What is being asked ->
Locate the lines that hold the string "quality". Copy every such line.

Items from a dataset:
..............................

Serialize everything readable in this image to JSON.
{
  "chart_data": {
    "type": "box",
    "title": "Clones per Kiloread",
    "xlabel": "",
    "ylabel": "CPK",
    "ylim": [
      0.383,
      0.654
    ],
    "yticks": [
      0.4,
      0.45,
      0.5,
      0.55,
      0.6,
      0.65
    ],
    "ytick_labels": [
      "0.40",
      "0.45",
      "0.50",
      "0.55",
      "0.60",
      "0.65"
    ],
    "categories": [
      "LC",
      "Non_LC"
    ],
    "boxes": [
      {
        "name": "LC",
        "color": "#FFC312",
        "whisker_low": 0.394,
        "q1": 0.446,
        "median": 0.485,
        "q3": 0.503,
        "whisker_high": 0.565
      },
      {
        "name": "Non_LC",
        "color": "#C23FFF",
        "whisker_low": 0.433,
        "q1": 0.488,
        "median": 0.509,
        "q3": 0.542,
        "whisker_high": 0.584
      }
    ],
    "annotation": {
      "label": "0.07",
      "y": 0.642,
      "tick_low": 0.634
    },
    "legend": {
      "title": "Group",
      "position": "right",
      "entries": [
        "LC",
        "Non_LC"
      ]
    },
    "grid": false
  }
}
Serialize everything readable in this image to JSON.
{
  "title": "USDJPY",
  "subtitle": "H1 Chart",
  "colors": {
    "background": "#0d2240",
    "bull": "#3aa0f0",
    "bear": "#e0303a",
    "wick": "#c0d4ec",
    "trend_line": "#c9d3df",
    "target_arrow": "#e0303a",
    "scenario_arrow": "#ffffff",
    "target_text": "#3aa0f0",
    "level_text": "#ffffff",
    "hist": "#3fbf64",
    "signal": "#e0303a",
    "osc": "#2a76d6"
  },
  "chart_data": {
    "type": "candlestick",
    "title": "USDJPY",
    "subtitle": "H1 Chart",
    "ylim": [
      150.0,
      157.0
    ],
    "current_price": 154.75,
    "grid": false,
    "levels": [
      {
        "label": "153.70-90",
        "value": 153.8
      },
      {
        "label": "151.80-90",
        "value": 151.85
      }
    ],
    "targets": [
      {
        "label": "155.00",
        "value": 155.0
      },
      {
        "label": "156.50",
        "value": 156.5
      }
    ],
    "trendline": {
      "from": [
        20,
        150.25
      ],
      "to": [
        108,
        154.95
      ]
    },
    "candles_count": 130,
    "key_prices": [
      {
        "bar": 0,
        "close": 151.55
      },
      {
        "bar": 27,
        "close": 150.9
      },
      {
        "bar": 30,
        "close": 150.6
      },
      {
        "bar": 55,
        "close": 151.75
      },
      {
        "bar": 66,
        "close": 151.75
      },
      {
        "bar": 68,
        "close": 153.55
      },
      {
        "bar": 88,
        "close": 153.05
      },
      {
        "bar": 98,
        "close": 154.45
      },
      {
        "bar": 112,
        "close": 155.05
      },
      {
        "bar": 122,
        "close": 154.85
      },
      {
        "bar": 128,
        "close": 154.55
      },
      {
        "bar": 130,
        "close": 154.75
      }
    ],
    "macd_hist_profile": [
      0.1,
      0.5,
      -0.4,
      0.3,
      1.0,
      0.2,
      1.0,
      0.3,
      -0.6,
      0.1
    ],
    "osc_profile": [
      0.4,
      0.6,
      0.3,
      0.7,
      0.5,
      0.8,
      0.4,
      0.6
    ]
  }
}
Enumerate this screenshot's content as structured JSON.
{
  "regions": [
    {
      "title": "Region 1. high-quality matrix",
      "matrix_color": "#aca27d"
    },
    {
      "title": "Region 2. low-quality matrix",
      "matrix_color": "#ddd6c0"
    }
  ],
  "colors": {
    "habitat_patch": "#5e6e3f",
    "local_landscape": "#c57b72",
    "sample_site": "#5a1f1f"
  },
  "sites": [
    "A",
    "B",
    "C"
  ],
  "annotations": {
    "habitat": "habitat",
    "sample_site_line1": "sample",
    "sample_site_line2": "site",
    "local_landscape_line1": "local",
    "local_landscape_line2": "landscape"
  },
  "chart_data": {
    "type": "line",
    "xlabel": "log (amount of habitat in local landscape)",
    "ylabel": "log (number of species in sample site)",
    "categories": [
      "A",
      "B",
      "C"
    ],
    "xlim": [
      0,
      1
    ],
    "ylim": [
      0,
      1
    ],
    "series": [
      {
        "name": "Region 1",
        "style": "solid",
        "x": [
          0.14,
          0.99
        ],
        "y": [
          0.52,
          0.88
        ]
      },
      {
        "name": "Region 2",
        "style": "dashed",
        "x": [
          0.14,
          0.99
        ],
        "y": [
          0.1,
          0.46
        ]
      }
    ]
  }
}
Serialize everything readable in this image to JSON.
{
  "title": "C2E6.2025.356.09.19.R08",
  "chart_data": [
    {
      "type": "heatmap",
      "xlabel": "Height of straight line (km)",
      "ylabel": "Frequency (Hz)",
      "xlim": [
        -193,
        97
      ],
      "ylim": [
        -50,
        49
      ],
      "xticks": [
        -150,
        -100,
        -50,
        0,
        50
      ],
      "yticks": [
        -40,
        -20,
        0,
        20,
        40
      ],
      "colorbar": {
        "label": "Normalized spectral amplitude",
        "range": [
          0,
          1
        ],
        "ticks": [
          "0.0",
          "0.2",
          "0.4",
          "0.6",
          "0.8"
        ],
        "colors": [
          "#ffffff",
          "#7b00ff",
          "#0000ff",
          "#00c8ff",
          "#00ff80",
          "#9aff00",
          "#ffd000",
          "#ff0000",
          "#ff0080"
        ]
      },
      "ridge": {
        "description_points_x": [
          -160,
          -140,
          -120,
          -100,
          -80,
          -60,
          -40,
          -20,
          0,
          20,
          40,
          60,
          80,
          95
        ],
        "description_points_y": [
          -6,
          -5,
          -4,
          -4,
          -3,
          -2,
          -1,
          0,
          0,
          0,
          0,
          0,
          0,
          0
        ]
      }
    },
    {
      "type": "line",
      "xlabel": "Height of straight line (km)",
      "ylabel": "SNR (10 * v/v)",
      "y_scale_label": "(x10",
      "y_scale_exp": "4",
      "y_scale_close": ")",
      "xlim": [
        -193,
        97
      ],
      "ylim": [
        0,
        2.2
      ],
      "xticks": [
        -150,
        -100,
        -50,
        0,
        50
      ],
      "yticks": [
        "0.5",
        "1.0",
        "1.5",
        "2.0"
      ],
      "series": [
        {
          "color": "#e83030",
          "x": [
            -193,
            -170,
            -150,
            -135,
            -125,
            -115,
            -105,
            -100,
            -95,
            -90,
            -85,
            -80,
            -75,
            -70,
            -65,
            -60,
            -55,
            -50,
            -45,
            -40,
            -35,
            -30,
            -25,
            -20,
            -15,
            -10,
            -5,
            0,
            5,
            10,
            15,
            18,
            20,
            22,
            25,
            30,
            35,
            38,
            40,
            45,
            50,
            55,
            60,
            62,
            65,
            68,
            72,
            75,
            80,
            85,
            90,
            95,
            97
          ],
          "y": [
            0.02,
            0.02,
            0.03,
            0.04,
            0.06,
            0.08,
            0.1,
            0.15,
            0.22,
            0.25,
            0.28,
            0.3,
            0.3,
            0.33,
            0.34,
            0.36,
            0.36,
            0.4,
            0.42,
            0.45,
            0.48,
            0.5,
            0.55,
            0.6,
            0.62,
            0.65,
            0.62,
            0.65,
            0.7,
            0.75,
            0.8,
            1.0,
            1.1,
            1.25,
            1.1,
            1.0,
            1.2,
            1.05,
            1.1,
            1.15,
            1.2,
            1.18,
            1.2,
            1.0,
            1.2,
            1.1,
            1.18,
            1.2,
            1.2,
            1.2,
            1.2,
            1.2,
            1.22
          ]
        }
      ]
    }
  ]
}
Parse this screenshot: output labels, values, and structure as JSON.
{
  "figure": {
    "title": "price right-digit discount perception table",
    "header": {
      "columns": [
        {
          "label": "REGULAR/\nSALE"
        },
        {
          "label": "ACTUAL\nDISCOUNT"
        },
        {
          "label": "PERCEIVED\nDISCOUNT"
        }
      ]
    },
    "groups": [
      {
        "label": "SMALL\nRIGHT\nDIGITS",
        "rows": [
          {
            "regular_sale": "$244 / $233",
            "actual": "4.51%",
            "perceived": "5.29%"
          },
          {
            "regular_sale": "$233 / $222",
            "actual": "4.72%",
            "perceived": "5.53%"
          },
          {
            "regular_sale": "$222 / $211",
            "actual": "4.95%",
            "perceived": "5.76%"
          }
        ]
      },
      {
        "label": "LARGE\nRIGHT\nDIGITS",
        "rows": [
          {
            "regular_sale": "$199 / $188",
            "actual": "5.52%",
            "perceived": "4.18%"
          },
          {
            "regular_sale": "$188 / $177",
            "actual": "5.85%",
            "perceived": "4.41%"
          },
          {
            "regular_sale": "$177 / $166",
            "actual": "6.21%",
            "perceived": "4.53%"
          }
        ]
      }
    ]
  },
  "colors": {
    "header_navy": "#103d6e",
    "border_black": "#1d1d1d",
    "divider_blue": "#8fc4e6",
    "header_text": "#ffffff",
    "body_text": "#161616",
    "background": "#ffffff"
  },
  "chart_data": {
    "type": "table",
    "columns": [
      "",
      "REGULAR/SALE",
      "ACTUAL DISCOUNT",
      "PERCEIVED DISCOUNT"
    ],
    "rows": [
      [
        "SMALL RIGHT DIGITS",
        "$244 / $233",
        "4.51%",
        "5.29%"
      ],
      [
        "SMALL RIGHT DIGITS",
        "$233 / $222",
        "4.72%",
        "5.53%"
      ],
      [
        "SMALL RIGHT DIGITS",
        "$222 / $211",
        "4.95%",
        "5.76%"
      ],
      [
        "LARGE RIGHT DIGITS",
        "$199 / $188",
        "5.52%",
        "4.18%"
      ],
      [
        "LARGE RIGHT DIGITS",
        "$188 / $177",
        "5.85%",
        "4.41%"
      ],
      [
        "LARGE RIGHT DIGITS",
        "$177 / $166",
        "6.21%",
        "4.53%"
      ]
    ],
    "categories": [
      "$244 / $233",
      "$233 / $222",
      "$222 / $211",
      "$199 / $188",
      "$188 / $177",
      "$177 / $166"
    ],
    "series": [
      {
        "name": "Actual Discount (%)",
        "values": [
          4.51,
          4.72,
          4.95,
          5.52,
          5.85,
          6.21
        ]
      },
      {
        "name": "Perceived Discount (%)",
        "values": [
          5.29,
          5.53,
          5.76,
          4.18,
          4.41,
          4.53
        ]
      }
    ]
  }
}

..............................

Exercise response ->
      "title": "Region 1. high-quality matrix",
      "title": "Region 2. low-quality matrix",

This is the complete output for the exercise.